• [Work to do]
Repeat all of the data precisely.

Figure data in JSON

========================================

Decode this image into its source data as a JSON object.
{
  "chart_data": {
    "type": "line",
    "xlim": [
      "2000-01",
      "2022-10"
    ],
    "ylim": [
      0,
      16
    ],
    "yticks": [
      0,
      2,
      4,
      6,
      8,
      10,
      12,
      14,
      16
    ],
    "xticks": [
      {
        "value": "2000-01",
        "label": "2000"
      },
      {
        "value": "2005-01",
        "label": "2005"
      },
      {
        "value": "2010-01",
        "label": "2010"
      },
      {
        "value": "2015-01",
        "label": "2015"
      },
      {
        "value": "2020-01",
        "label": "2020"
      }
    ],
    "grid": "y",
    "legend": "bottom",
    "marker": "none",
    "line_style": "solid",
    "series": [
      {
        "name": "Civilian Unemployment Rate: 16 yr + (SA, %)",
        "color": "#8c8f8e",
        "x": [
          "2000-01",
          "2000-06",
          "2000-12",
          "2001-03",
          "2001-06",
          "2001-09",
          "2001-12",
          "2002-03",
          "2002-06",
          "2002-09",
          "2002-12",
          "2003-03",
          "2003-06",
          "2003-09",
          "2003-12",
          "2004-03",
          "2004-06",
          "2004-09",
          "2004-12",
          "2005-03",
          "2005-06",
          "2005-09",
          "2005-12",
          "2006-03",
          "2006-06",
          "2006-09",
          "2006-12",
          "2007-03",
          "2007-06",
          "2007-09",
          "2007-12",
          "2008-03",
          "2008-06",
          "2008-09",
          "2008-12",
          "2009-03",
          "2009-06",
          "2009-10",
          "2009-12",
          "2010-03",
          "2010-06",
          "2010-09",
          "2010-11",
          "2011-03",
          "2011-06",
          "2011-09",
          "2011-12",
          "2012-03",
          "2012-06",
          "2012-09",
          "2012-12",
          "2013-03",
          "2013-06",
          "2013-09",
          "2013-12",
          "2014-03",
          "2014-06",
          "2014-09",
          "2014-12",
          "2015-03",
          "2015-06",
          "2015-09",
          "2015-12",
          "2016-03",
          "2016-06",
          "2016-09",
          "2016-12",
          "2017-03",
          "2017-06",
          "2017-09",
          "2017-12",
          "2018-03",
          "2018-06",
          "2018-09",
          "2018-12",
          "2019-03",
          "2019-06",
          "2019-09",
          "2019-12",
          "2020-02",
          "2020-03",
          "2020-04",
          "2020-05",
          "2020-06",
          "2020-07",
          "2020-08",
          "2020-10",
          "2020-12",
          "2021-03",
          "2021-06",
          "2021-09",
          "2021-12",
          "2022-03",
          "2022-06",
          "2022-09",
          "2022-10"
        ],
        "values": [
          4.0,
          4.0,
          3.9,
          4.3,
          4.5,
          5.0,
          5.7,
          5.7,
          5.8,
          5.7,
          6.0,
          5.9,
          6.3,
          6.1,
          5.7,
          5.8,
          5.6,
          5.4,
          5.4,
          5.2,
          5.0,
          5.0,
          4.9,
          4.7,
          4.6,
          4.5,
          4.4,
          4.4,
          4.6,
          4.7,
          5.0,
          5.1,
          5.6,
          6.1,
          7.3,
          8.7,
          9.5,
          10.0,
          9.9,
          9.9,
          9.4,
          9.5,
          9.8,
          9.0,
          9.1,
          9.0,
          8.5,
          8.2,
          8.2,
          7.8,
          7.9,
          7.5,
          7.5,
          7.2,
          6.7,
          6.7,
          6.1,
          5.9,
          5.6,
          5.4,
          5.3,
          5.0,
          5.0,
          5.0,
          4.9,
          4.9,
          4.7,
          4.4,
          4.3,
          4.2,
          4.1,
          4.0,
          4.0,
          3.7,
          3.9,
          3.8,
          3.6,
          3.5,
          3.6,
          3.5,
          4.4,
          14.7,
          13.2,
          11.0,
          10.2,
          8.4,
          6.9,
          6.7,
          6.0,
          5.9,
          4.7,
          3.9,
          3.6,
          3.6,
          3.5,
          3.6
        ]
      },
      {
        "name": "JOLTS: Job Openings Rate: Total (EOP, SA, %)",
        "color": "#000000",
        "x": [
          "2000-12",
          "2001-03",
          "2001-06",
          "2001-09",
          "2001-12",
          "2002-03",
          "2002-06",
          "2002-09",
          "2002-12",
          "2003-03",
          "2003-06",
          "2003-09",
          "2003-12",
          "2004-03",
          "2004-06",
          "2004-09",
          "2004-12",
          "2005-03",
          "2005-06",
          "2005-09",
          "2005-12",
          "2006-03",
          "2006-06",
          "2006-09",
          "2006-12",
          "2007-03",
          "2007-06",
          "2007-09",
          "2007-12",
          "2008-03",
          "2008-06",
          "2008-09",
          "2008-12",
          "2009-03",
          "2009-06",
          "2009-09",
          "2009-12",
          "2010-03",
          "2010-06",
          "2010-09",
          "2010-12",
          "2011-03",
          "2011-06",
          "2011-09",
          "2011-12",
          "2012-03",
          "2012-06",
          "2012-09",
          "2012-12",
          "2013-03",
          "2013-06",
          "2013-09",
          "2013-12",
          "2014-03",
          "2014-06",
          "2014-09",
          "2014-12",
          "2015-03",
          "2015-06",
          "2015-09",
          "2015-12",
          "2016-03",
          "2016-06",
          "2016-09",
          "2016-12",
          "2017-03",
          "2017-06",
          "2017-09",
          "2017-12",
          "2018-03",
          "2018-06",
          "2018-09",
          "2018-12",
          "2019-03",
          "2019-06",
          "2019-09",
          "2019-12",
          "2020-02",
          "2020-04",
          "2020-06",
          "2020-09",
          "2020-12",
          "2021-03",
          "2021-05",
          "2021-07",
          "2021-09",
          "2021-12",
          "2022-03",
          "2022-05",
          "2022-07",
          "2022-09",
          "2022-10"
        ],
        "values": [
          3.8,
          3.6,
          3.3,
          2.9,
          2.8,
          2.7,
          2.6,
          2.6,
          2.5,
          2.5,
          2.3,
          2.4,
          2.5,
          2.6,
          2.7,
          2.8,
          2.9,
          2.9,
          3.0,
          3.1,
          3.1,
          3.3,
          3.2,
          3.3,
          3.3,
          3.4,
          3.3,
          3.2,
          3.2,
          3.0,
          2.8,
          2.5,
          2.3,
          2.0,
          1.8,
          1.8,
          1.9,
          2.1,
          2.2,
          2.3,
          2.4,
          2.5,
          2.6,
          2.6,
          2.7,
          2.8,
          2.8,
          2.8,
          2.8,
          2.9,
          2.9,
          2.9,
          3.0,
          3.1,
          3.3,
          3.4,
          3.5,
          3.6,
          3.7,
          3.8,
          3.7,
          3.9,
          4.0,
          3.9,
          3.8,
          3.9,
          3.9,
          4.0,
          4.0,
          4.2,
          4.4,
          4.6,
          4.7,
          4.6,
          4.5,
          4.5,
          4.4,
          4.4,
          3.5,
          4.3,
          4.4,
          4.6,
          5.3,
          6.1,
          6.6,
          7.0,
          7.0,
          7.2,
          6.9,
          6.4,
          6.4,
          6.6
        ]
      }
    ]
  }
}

========================================

• [The result]
Decode this image into its source data as a JSON object.
{
  "chart_data": {
    "type": "line",
    "xlim": [
      "2000-01",
      "2022-10"
    ],
    "ylim": [
      0,
      16
    ],
    "yticks": [
      0,
      2,
      4,
      6,
      8,
      10,
      12,
      14,
      16
    ],
    "xticks": [
      {
        "value": "2000-01",
        "label": "2000"
      },
      {
        "value": "2005-01",
        "label": "2005"
      },
      {
        "value": "2010-01",
        "label": "2010"
      },
      {
        "value": "2015-01",
        "label": "2015"
      },
      {
        "value": "2020-01",
        "label": "2020"
      }
    ],
    "grid": "y",
    "legend": "bottom",
    "marker": "none",
    "line_style": "solid",
    "series": [
      {
        "name": "Civilian Unemployment Rate: 16 yr + (SA, %)",
        "color": "#8c8f8e",
        "x": [
          "2000-01",
          "2000-06",
          "2000-12",
          "2001-03",
          "2001-06",
          "2001-09",
          "2001-12",
          "2002-03",
          "2002-06",
          "2002-09",
          "2002-12",
          "2003-03",
          "2003-06",
          "2003-09",
          "2003-12",
          "2004-03",
          "2004-06",
          "2004-09",
          "2004-12",
          "2005-03",
          "2005-06",
          "2005-09",
          "2005-12",
          "2006-03",
          "2006-06",
          "2006-09",
          "2006-12",
          "2007-03",
          "2007-06",
          "2007-09",
          "2007-12",
          "2008-03",
          "2008-06",
          "2008-09",
          "2008-12",
          "2009-03",
          "2009-06",
          "2009-10",
          "2009-12",
          "2010-03",
          "2010-06",
          "2010-09",
          "2010-11",
          "2011-03",
          "2011-06",
          "2011-09",
          "2011-12",
          "2012-03",
          "2012-06",
          "2012-09",
          "2012-12",
          "2013-03",
          "2013-06",
          "2013-09",
          "2013-12",
          "2014-03",
          "2014-06",
          "2014-09",
          "2014-12",
          "2015-03",
          "2015-06",
          "2015-09",
          "2015-12",
          "2016-03",
          "2016-06",
          "2016-09",
          "2016-12",
          "2017-03",
          "2017-06",
          "2017-09",
          "2017-12",
          "2018-03",
          "2018-06",
          "2018-09",
          "2018-12",
          "2019-03",
          "2019-06",
          "2019-09",
          "2019-12",
          "2020-02",
          "2020-03",
          "2020-04",
          "2020-05",
          "2020-06",
          "2020-07",
          "2020-08",
          "2020-10",
          "2020-12",
          "2021-03",
          "2021-06",
          "2021-09",
          "2021-12",
          "2022-03",
          "2022-06",
          "2022-09",
          "2022-10"
        ],
        "values": [
          4.0,
          4.0,
          3.9,
          4.3,
          4.5,
          5.0,
          5.7,
          5.7,
          5.8,
          5.7,
          6.0,
          5.9,
          6.3,
          6.1,
          5.7,
          5.8,
          5.6,
          5.4,
          5.4,
          5.2,
          5.0,
          5.0,
          4.9,
          4.7,
          4.6,
          4.5,
          4.4,
          4.4,
          4.6,
          4.7,
          5.0,
          5.1,
          5.6,
          6.1,
          7.3,
          8.7,
          9.5,
          10.0,
          9.9,
          9.9,
          9.4,
          9.5,
          9.8,
          9.0,
          9.1,
          9.0,
          8.5,
          8.2,
          8.2,
          7.8,
          7.9,
          7.5,
          7.5,
          7.2,
          6.7,
          6.7,
          6.1,
          5.9,
          5.6,
          5.4,
          5.3,
          5.0,
          5.0,
          5.0,
          4.9,
          4.9,
          4.7,
          4.4,
          4.3,
          4.2,
          4.1,
          4.0,
          4.0,
          3.7,
          3.9,
          3.8,
          3.6,
          3.5,
          3.6,
          3.5,
          4.4,
          14.7,
          13.2,
          11.0,
          10.2,
          8.4,
          6.9,
          6.7,
          6.0,
          5.9,
          4.7,
          3.9,
          3.6,
          3.6,
          3.5,
          3.6
        ]
      },
      {
        "name": "JOLTS: Job Openings Rate: Total (EOP, SA, %)",
        "color": "#000000",
        "x": [
          "2000-12",
          "2001-03",
          "2001-06",
          "2001-09",
          "2001-12",
          "2002-03",
          "2002-06",
          "2002-09",
          "2002-12",
          "2003-03",
          "2003-06",
          "2003-09",
          "2003-12",
          "2004-03",
          "2004-06",
          "2004-09",
          "2004-12",
          "2005-03",
          "2005-06",
          "2005-09",
          "2005-12",
          "2006-03",
          "2006-06",
          "2006-09",
          "2006-12",
          "2007-03",
          "2007-06",
          "2007-09",
          "2007-12",
          "2008-03",
          "2008-06",
          "2008-09",
          "2008-12",
          "2009-03",
          "2009-06",
          "2009-09",
          "2009-12",
          "2010-03",
          "2010-06",
          "2010-09",
          "2010-12",
          "2011-03",
          "2011-06",
          "2011-09",
          "2011-12",
          "2012-03",
          "2012-06",
          "2012-09",
          "2012-12",
          "2013-03",
          "2013-06",
          "2013-09",
          "2013-12",
          "2014-03",
          "2014-06",
          "2014-09",
          "2014-12",
          "2015-03",
          "2015-06",
          "2015-09",
          "2015-12",
          "2016-03",
          "2016-06",
          "2016-09",
          "2016-12",
          "2017-03",
          "2017-06",
          "2017-09",
          "2017-12",
          "2018-03",
          "2018-06",
          "2018-09",
          "2018-12",
          "2019-03",
          "2019-06",
          "2019-09",
          "2019-12",
          "2020-02",
          "2020-04",
          "2020-06",
          "2020-09",
          "2020-12",
          "2021-03",
          "2021-05",
          "2021-07",
          "2021-09",
          "2021-12",
          "2022-03",
          "2022-05",
          "2022-07",
          "2022-09",
          "2022-10"
        ],
        "values": [
          3.8,
          3.6,
          3.3,
          2.9,
          2.8,
          2.7,
          2.6,
          2.6,
          2.5,
          2.5,
          2.3,
          2.4,
          2.5,
          2.6,
          2.7,
          2.8,
          2.9,
          2.9,
          3.0,
          3.1,
          3.1,
          3.3,
          3.2,
          3.3,
          3.3,
          3.4,
          3.3,
          3.2,
          3.2,
          3.0,
          2.8,
          2.5,
          2.3,
          2.0,
          1.8,
          1.8,
          1.9,
          2.1,
          2.2,
          2.3,
          2.4,
          2.5,
          2.6,
          2.6,
          2.7,
          2.8,
          2.8,
          2.8,
          2.8,
          2.9,
          2.9,
          2.9,
          3.0,
          3.1,
          3.3,
          3.4,
          3.5,
          3.6,
          3.7,
          3.8,
          3.7,
          3.9,
          4.0,
          3.9,
          3.8,
          3.9,
          3.9,
          4.0,
          4.0,
          4.2,
          4.4,
          4.6,
          4.7,
          4.6,
          4.5,
          4.5,
          4.4,
          4.4,
          3.5,
          4.3,
          4.4,
          4.6,
          5.3,
          6.1,
          6.6,
          7.0,
          7.0,
          7.2,
          6.9,
          6.4,
          6.4,
          6.6
        ]
      }
    ]
  }
}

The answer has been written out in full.